*Records provided:*

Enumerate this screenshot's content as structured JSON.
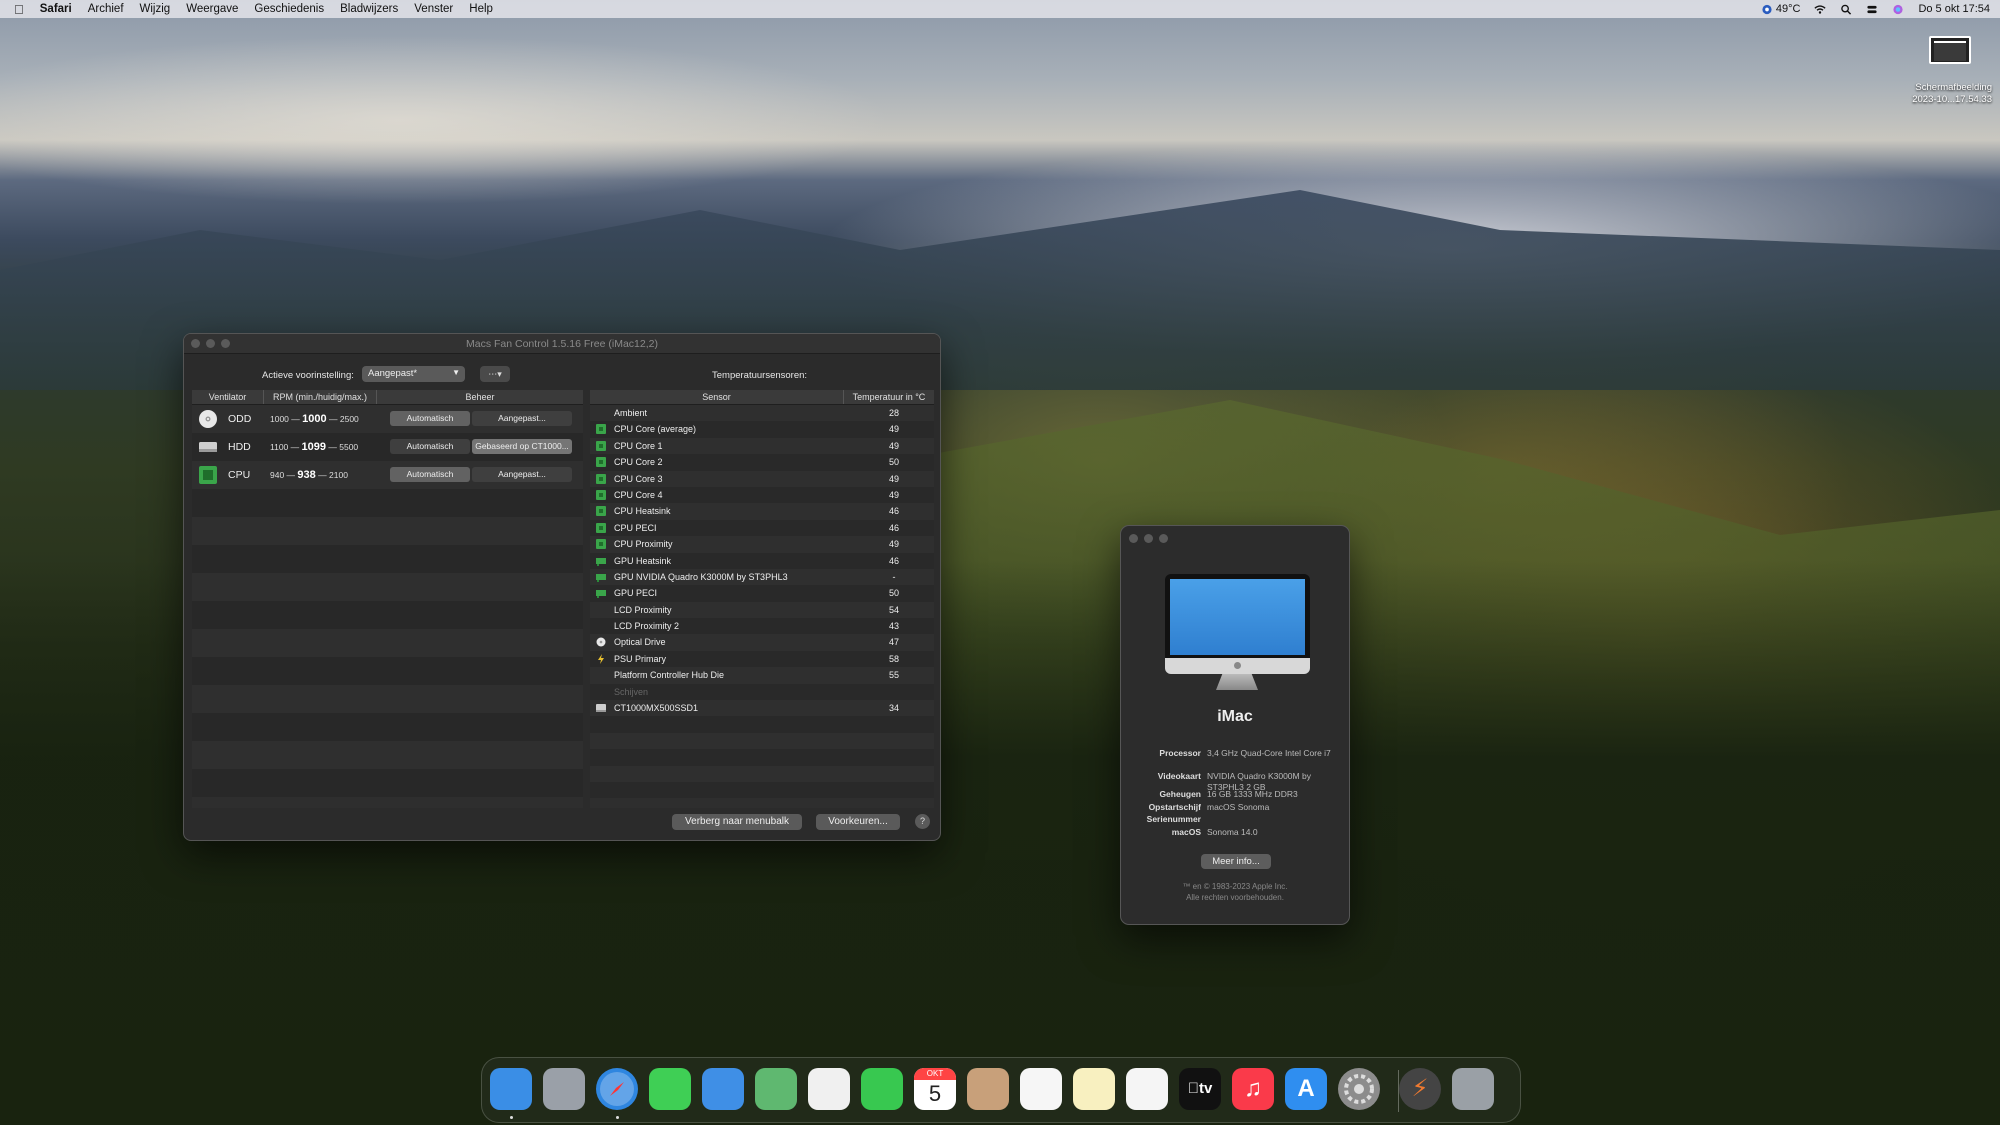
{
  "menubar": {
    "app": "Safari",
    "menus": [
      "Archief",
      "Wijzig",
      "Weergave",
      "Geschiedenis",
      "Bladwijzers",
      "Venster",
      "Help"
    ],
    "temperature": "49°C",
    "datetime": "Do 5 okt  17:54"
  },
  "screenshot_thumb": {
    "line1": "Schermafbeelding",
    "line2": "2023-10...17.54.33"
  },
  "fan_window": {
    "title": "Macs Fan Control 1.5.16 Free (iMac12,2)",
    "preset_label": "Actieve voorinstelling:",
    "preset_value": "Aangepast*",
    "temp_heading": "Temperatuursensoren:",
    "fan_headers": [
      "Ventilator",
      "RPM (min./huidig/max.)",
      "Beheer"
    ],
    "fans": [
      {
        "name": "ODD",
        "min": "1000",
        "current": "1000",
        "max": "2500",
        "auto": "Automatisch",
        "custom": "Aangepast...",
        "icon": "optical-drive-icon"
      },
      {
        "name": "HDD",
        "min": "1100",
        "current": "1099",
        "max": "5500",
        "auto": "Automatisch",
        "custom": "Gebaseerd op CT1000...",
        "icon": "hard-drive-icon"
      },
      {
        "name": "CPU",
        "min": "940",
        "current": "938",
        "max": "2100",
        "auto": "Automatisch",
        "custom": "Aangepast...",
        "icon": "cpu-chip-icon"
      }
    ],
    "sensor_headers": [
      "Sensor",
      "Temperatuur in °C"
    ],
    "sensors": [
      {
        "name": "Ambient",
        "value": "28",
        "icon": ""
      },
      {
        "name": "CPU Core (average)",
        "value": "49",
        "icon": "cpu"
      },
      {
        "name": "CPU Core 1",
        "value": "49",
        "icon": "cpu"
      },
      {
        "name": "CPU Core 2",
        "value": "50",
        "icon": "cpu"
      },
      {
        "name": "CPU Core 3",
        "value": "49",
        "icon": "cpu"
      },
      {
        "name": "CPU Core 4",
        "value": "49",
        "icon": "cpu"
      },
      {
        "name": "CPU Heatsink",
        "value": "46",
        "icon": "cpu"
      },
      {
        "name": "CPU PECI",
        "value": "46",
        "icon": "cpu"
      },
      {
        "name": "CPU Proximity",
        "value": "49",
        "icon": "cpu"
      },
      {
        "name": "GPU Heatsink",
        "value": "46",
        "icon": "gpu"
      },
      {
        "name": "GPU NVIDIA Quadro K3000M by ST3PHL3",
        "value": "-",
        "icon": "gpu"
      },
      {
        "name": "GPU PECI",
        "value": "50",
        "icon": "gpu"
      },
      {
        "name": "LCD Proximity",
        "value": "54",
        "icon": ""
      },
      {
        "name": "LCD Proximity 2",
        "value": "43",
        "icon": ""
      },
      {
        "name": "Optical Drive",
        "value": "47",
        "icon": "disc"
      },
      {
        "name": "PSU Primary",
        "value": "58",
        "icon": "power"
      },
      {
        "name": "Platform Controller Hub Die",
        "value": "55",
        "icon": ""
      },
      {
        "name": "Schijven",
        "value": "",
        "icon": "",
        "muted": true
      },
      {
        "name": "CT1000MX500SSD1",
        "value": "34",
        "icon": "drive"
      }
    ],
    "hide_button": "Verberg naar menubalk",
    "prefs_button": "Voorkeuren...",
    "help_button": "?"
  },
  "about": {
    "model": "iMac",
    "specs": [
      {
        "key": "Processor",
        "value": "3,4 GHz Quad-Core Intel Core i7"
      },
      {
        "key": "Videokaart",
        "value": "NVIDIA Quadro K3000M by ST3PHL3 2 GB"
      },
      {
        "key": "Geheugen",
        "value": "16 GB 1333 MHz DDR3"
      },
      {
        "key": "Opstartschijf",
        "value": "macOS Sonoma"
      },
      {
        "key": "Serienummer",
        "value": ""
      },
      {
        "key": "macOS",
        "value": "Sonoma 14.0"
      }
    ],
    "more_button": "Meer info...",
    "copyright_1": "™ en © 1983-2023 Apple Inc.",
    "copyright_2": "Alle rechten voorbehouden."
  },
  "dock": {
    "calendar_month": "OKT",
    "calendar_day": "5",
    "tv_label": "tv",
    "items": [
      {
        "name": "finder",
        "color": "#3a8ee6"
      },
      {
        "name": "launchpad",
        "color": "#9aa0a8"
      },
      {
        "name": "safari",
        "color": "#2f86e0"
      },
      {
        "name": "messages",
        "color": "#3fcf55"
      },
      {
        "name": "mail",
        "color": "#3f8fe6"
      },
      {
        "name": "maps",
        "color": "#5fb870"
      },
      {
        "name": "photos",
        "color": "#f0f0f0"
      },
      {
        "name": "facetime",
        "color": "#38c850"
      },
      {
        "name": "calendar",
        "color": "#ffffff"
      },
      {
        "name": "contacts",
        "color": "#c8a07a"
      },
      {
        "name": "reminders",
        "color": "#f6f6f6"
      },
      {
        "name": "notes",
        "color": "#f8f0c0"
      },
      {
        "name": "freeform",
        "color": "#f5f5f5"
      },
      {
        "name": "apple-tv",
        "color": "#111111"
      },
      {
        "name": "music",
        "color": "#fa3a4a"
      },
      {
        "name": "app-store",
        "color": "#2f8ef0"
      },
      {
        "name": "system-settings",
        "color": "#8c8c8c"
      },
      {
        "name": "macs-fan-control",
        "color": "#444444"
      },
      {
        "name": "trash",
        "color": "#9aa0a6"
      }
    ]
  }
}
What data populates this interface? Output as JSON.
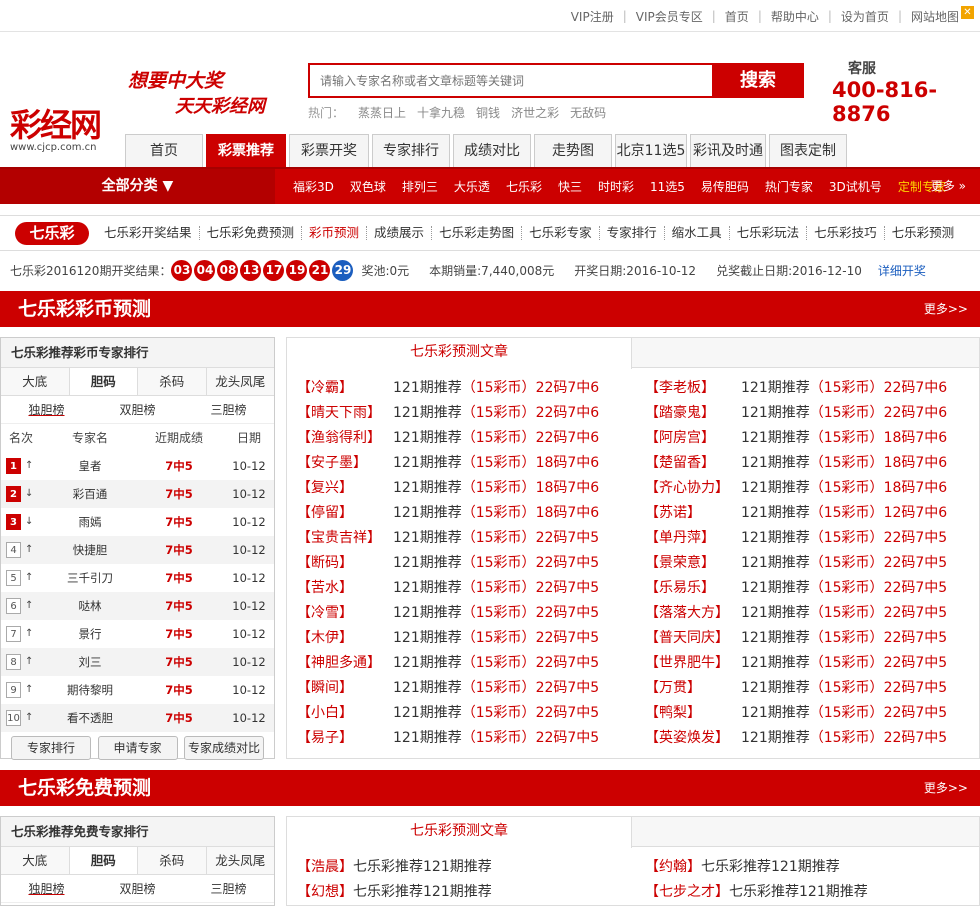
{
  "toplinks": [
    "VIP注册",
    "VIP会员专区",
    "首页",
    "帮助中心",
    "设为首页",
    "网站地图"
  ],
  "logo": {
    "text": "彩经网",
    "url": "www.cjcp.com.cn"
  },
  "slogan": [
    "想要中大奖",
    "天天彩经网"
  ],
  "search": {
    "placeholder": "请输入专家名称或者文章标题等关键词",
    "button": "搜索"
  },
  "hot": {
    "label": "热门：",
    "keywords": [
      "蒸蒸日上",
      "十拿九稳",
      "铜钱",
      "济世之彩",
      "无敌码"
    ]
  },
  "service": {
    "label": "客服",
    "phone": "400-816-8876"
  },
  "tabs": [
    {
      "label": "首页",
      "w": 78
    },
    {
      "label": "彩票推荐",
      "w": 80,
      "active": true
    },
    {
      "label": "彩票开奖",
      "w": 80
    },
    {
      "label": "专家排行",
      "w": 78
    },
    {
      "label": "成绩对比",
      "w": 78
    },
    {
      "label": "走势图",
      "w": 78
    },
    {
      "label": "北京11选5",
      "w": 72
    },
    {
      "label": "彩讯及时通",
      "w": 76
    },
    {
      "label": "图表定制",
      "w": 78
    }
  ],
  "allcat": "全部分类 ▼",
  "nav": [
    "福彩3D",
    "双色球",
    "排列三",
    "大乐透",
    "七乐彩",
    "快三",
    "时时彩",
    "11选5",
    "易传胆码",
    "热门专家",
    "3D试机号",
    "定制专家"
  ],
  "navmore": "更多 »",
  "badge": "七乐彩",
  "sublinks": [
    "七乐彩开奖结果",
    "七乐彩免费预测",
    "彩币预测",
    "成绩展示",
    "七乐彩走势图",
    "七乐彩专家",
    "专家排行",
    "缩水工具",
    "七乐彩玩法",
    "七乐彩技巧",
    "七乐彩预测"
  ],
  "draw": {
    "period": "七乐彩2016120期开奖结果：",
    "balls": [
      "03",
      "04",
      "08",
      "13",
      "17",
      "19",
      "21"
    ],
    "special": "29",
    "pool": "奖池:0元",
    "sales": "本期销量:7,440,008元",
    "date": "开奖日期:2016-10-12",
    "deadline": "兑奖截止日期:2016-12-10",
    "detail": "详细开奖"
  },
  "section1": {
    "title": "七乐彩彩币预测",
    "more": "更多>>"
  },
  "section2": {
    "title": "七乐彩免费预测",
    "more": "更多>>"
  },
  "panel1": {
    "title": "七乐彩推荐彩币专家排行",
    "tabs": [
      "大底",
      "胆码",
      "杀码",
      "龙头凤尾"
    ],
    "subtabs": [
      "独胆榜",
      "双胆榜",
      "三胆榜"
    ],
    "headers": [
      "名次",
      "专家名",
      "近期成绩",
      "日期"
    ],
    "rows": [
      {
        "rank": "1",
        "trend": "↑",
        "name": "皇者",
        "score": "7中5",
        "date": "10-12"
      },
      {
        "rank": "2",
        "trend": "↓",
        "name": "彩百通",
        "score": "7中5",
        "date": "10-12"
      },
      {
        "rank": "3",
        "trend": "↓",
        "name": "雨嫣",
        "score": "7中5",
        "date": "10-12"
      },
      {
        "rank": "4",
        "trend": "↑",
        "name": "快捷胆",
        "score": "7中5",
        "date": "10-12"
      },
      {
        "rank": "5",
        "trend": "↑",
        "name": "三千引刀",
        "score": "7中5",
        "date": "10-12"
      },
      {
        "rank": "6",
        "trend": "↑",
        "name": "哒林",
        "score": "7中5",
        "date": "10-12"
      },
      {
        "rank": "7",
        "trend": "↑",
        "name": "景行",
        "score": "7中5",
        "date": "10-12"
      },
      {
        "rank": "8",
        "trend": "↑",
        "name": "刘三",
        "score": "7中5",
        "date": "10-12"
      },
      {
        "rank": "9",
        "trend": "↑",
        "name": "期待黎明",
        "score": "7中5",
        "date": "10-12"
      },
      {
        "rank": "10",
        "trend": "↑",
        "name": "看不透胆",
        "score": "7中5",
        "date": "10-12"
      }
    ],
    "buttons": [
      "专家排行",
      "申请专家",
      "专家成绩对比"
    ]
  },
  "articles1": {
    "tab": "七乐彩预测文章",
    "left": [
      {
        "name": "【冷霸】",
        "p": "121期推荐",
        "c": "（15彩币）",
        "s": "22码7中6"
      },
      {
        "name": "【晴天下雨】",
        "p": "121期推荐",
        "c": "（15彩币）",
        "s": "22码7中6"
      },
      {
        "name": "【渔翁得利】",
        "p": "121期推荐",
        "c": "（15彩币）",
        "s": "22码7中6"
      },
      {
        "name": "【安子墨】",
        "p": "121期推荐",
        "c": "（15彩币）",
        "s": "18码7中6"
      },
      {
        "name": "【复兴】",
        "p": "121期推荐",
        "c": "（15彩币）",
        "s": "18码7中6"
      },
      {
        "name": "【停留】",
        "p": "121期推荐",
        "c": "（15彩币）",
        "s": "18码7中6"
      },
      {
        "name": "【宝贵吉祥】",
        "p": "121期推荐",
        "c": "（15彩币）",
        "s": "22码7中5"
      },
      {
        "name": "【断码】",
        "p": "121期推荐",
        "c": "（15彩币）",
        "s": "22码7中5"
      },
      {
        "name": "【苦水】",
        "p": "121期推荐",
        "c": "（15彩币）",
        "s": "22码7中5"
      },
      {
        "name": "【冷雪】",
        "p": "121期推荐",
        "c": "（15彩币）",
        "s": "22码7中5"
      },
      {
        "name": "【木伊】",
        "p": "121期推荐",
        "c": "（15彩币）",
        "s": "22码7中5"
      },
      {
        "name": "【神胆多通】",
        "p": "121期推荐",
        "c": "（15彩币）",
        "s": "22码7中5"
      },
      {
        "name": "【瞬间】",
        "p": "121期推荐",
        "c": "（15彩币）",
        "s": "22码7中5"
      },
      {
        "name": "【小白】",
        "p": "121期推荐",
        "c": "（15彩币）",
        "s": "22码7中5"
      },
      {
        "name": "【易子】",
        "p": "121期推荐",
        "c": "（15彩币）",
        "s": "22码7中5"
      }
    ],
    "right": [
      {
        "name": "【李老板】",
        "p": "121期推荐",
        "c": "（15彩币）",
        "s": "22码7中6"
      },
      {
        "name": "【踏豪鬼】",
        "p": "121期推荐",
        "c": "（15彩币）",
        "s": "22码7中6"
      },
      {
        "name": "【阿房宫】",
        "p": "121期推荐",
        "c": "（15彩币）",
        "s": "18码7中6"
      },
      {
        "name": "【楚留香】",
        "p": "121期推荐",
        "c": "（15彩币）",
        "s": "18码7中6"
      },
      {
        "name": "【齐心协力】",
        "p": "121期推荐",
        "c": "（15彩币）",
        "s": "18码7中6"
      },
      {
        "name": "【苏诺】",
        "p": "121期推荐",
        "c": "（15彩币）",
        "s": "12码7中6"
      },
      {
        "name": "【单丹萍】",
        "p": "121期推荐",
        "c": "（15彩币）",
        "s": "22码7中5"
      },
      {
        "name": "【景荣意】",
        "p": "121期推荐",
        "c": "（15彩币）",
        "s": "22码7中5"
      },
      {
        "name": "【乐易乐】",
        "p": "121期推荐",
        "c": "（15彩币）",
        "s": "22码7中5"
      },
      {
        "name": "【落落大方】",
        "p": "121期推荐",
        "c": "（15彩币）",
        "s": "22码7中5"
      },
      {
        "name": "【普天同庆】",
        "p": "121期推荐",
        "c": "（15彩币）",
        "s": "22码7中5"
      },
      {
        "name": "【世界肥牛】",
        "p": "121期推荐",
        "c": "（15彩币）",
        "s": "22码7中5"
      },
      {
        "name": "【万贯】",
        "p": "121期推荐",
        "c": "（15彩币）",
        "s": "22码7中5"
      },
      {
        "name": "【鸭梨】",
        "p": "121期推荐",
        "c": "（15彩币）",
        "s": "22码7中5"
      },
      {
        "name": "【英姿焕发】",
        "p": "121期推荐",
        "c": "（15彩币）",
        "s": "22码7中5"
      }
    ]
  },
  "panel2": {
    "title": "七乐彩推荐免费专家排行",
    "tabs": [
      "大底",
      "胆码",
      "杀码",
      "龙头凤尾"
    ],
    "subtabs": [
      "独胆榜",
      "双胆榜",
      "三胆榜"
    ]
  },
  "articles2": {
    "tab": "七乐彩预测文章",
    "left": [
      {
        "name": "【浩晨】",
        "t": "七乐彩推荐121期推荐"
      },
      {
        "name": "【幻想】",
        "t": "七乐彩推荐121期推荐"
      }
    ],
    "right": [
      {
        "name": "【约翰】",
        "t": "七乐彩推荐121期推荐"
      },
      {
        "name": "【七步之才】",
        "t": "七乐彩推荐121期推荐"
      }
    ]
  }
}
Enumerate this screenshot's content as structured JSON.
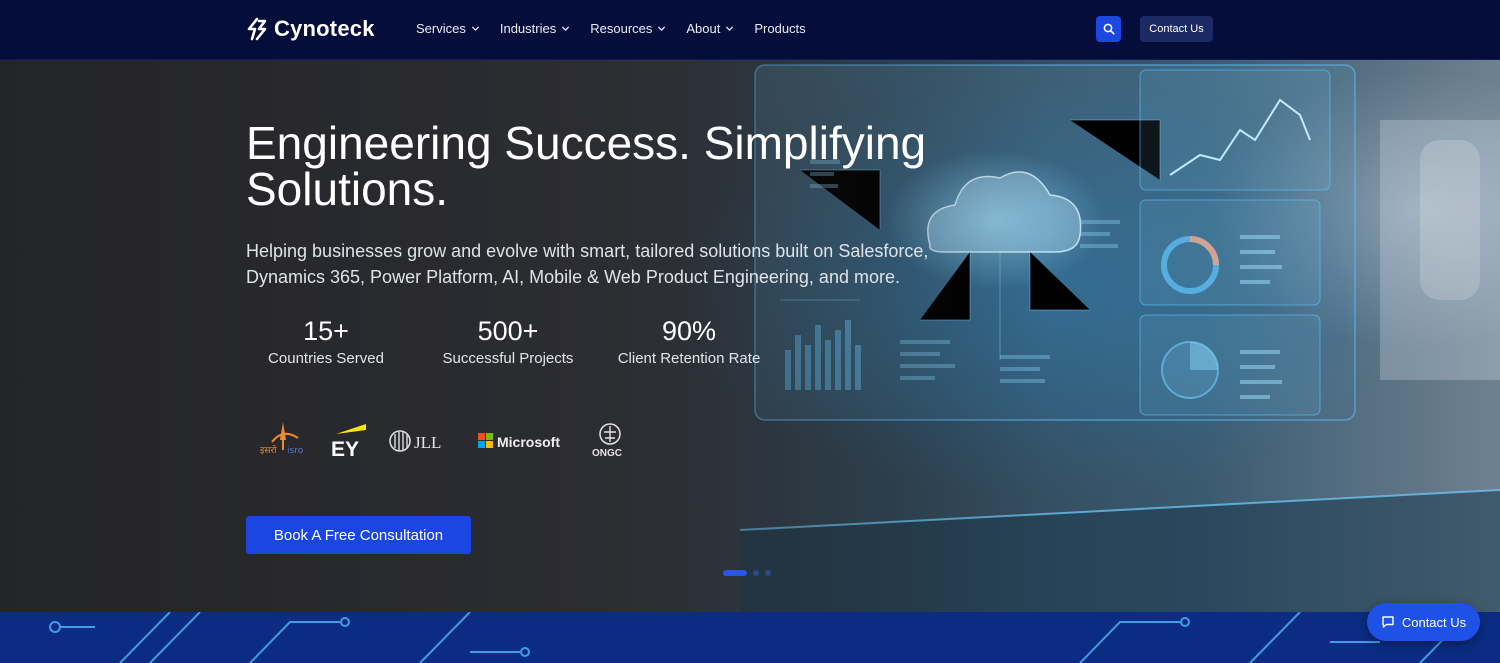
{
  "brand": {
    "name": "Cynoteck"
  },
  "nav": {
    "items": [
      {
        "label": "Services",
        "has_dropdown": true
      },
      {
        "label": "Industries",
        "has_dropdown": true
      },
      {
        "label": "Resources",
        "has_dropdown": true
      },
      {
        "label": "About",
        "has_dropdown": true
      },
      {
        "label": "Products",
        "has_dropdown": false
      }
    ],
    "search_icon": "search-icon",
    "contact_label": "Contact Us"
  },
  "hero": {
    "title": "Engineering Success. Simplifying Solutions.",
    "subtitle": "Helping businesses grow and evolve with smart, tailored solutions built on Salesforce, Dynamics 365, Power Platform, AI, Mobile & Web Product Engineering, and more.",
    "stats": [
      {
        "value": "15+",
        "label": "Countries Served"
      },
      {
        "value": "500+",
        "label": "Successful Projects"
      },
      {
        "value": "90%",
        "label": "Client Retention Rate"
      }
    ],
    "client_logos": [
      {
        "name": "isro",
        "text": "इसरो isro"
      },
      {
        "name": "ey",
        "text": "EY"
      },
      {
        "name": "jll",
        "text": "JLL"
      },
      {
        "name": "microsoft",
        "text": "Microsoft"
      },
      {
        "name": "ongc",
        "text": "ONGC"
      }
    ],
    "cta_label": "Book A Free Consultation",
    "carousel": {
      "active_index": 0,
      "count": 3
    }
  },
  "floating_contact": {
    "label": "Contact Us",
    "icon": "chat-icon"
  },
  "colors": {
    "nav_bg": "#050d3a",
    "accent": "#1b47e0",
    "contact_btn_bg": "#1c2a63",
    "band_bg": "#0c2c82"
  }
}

*Task requirements:* Copy each line above that contains the string "current".

*Answer for this exercise:*
        "current": "1000",
        "current": "1099",
        "current": "938",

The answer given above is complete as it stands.